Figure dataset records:
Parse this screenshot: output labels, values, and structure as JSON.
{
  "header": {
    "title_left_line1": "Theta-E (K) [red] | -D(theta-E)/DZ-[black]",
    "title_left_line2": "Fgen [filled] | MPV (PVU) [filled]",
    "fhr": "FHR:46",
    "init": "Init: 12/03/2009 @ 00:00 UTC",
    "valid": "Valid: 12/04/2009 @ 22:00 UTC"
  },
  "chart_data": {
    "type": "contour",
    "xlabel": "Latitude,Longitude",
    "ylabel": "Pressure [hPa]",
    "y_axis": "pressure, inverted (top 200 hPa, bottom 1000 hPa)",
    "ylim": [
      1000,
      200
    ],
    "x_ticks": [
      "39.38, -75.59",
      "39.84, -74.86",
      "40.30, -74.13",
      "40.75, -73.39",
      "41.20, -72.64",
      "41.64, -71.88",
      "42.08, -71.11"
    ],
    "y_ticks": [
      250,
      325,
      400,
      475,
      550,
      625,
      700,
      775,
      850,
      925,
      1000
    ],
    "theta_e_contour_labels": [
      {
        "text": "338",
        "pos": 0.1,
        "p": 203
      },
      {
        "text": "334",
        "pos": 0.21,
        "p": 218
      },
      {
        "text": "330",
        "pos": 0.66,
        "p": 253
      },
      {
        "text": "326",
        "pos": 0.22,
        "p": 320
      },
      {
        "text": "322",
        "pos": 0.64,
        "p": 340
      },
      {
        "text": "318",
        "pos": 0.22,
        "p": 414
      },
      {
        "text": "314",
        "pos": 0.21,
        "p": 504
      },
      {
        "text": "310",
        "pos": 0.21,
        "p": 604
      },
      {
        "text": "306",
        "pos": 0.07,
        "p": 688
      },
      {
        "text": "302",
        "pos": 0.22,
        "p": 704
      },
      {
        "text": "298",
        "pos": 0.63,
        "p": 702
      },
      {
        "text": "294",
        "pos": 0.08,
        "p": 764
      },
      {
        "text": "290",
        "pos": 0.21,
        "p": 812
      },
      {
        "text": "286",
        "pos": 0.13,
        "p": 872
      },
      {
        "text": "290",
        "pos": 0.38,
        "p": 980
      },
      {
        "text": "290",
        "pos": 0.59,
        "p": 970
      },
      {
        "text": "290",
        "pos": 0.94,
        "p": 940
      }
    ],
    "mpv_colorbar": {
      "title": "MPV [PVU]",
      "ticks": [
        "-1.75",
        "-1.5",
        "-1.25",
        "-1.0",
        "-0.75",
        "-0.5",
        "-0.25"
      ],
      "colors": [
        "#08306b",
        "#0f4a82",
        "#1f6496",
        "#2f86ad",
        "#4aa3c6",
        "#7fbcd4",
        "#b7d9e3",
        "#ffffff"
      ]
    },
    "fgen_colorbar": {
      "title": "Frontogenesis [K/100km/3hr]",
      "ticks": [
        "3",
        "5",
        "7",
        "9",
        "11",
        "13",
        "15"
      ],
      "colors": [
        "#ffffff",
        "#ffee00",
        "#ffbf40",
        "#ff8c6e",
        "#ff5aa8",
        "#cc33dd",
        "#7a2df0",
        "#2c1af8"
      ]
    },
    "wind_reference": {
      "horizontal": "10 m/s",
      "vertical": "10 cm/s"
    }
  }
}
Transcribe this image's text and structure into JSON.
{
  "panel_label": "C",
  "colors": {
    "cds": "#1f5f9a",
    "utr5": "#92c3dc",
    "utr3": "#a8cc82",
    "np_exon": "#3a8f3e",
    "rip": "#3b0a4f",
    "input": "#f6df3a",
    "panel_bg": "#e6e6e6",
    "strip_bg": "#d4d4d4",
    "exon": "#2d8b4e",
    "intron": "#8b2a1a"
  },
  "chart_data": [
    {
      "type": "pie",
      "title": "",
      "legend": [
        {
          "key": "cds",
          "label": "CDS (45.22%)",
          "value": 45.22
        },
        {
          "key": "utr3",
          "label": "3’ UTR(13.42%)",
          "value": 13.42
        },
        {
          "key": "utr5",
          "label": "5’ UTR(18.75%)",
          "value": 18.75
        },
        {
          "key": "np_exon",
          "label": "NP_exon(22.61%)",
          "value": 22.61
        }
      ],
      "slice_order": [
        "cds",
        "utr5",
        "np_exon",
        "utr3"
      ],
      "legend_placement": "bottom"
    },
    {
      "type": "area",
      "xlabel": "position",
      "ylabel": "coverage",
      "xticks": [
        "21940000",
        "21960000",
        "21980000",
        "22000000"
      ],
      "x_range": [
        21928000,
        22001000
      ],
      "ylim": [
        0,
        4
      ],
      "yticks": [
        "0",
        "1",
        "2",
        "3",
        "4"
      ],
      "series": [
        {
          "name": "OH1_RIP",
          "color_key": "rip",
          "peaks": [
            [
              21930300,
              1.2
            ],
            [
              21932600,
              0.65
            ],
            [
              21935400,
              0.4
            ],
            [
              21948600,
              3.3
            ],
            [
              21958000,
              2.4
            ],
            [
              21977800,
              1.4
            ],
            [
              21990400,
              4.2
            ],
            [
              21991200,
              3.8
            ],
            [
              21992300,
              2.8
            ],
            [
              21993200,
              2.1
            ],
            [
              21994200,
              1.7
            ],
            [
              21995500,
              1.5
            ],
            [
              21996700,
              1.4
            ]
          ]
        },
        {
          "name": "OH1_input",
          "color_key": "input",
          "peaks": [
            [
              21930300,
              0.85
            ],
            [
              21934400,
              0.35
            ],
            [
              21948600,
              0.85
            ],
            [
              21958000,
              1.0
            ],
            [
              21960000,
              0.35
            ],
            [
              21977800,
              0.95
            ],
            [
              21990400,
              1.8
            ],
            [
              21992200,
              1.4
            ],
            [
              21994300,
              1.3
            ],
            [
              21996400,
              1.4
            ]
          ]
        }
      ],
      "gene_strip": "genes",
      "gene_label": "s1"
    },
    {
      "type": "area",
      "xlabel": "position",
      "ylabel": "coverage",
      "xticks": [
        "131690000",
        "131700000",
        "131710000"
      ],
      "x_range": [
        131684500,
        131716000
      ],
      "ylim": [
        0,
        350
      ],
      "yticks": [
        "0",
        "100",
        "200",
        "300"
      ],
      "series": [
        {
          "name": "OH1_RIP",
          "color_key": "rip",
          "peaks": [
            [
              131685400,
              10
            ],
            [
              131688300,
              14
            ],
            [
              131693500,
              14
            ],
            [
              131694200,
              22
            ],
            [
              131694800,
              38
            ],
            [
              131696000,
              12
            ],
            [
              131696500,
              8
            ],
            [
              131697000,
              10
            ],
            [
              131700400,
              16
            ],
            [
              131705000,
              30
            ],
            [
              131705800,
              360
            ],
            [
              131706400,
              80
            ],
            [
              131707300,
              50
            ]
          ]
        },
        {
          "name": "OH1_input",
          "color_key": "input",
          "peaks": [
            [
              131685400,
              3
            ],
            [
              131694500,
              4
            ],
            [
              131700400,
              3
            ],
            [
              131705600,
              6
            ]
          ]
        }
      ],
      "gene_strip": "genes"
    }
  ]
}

Exercise brief:
Your answer should be a single number, namely how many lines of the data above hold "type".

Exercise response:
4